Excerpt from a dataset |
──────────────────────────────
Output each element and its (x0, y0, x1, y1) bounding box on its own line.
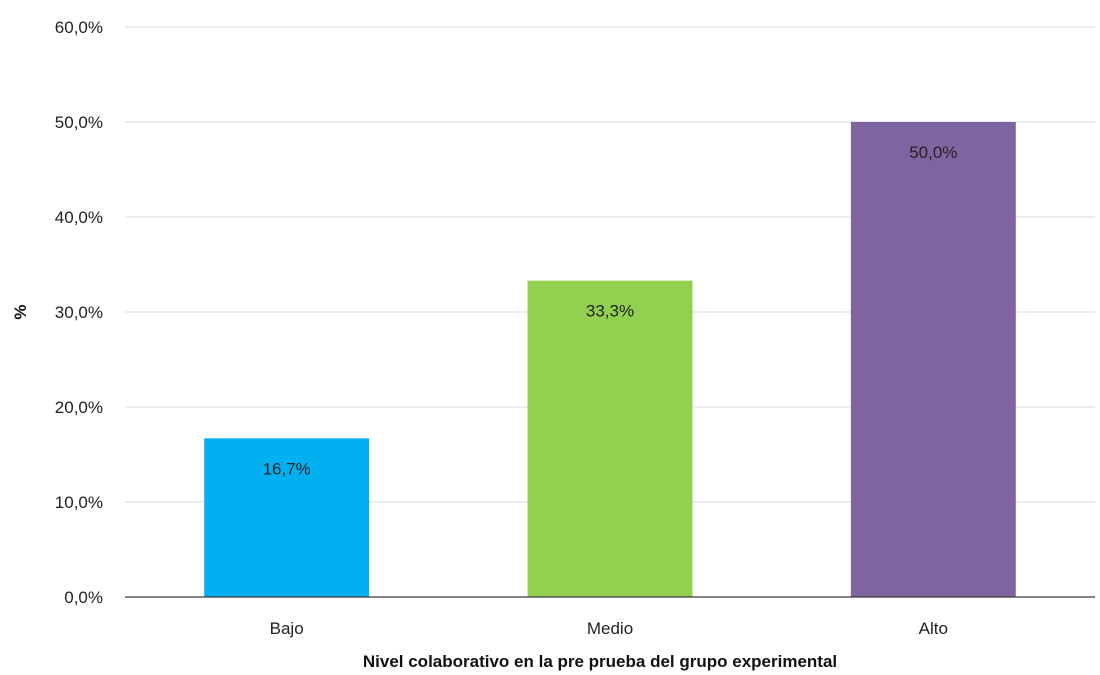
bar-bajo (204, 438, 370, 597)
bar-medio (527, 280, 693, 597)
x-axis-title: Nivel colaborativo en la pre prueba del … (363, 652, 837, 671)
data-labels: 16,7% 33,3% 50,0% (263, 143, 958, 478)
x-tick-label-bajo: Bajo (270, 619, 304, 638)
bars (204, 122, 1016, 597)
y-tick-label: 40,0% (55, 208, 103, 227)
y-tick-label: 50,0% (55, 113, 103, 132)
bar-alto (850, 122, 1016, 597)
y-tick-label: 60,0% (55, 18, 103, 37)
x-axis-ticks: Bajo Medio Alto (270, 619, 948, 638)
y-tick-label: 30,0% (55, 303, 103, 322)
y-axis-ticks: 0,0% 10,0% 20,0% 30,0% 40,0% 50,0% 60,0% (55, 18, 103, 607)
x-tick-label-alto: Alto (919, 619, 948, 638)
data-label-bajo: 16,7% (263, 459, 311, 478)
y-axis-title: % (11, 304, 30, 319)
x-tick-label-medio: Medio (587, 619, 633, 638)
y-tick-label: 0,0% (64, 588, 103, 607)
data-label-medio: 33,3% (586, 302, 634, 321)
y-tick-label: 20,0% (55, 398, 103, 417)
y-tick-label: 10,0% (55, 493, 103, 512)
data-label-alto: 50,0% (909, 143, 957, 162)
──────────────────────────────
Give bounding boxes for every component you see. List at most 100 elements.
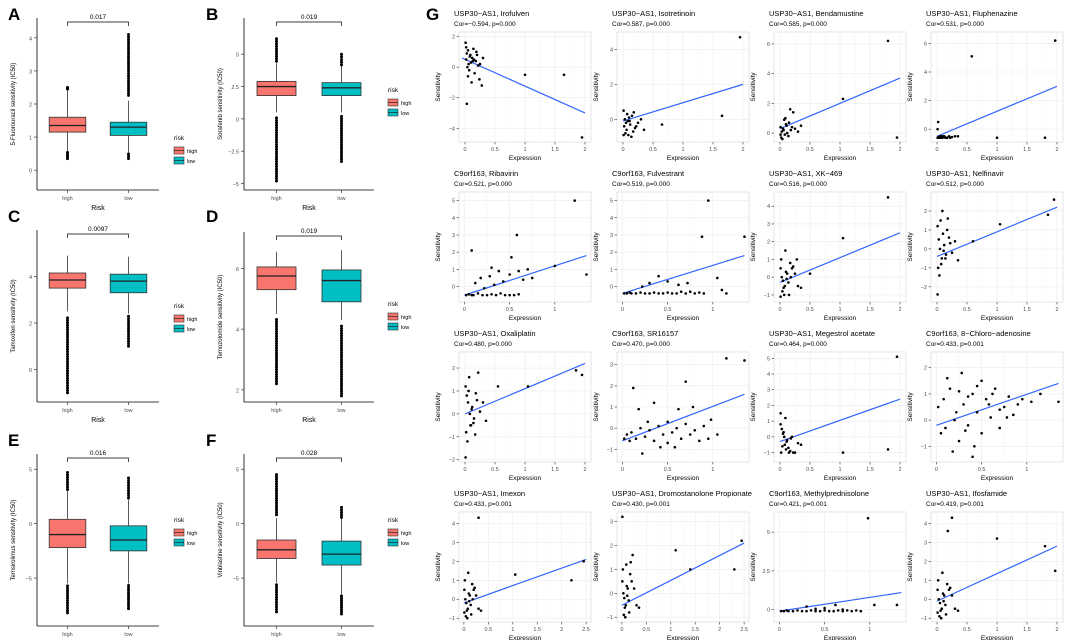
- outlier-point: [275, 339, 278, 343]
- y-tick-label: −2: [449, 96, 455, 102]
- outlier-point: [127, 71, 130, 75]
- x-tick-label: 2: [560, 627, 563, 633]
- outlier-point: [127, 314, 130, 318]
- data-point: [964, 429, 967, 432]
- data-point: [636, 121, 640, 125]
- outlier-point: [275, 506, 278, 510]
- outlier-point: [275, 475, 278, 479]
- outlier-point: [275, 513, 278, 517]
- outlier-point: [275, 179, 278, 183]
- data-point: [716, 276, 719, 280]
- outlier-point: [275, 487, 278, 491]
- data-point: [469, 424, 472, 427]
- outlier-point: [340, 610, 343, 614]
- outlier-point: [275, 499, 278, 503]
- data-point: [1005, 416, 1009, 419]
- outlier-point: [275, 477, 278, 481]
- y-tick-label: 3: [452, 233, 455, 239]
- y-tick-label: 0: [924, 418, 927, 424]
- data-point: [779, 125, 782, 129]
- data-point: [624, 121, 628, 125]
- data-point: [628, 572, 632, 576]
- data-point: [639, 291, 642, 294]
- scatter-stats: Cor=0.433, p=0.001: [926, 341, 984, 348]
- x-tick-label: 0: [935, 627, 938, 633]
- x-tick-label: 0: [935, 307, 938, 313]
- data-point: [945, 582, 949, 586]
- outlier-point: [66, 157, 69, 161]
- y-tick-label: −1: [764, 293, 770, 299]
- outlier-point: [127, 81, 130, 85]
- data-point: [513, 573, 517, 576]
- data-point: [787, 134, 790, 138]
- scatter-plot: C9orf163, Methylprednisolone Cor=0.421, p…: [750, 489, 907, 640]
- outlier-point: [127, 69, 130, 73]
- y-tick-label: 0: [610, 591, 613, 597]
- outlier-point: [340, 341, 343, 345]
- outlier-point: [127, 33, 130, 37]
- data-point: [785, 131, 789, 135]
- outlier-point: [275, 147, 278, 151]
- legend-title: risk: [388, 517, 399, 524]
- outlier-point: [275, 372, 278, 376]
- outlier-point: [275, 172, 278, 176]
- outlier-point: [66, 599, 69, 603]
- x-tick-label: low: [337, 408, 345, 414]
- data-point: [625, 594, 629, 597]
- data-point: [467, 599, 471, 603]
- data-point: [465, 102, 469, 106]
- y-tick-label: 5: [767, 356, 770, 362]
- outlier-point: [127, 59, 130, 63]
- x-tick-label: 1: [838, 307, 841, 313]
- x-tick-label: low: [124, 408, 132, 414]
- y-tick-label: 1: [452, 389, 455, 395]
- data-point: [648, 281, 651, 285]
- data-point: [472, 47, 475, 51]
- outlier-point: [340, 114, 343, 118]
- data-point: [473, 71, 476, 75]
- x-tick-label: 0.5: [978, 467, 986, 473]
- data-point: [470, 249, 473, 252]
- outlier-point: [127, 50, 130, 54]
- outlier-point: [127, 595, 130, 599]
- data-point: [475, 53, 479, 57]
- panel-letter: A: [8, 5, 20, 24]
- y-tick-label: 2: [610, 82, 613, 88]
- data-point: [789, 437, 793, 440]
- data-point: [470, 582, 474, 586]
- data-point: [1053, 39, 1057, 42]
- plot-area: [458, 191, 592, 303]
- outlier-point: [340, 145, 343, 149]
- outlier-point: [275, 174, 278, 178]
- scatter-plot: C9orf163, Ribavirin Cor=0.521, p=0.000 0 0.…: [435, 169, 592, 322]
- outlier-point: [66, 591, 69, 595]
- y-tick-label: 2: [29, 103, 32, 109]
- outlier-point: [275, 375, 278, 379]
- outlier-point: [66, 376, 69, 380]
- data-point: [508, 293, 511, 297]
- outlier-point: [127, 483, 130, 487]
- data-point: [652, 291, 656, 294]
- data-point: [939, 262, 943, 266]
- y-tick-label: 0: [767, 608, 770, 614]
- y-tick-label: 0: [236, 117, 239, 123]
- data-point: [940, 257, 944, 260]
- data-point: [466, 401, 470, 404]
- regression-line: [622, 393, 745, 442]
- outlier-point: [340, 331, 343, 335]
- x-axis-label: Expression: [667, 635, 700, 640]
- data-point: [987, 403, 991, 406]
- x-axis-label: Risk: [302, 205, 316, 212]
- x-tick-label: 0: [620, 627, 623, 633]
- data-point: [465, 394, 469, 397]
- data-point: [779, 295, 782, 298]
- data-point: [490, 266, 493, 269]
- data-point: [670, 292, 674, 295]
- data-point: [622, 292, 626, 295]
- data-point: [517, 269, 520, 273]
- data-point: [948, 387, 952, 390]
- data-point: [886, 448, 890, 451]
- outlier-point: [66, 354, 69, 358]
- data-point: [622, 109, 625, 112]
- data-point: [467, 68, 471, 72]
──────────────────────────────
Objective | Echo the lines of the records from the line containing "Output each element" through the line containing "data-label-alto: 50,0% (909, 143, 957, 162)", both included, keeping the pictures out of your answer.

Result of the exercise |
Output each element and its (x0, y0, x1, y1) bounding box on its own line.
bar-bajo (204, 438, 370, 597)
bar-medio (527, 280, 693, 597)
x-axis-title: Nivel colaborativo en la pre prueba del … (363, 652, 837, 671)
data-labels: 16,7% 33,3% 50,0% (263, 143, 958, 478)
x-tick-label-bajo: Bajo (270, 619, 304, 638)
bars (204, 122, 1016, 597)
y-tick-label: 40,0% (55, 208, 103, 227)
y-tick-label: 50,0% (55, 113, 103, 132)
bar-alto (850, 122, 1016, 597)
y-tick-label: 60,0% (55, 18, 103, 37)
x-axis-ticks: Bajo Medio Alto (270, 619, 948, 638)
y-tick-label: 30,0% (55, 303, 103, 322)
y-axis-ticks: 0,0% 10,0% 20,0% 30,0% 40,0% 50,0% 60,0% (55, 18, 103, 607)
x-tick-label-alto: Alto (919, 619, 948, 638)
data-label-bajo: 16,7% (263, 459, 311, 478)
y-axis-title: % (11, 304, 30, 319)
x-tick-label-medio: Medio (587, 619, 633, 638)
y-tick-label: 0,0% (64, 588, 103, 607)
data-label-medio: 33,3% (586, 302, 634, 321)
y-tick-label: 20,0% (55, 398, 103, 417)
y-tick-label: 10,0% (55, 493, 103, 512)
data-label-alto: 50,0% (909, 143, 957, 162)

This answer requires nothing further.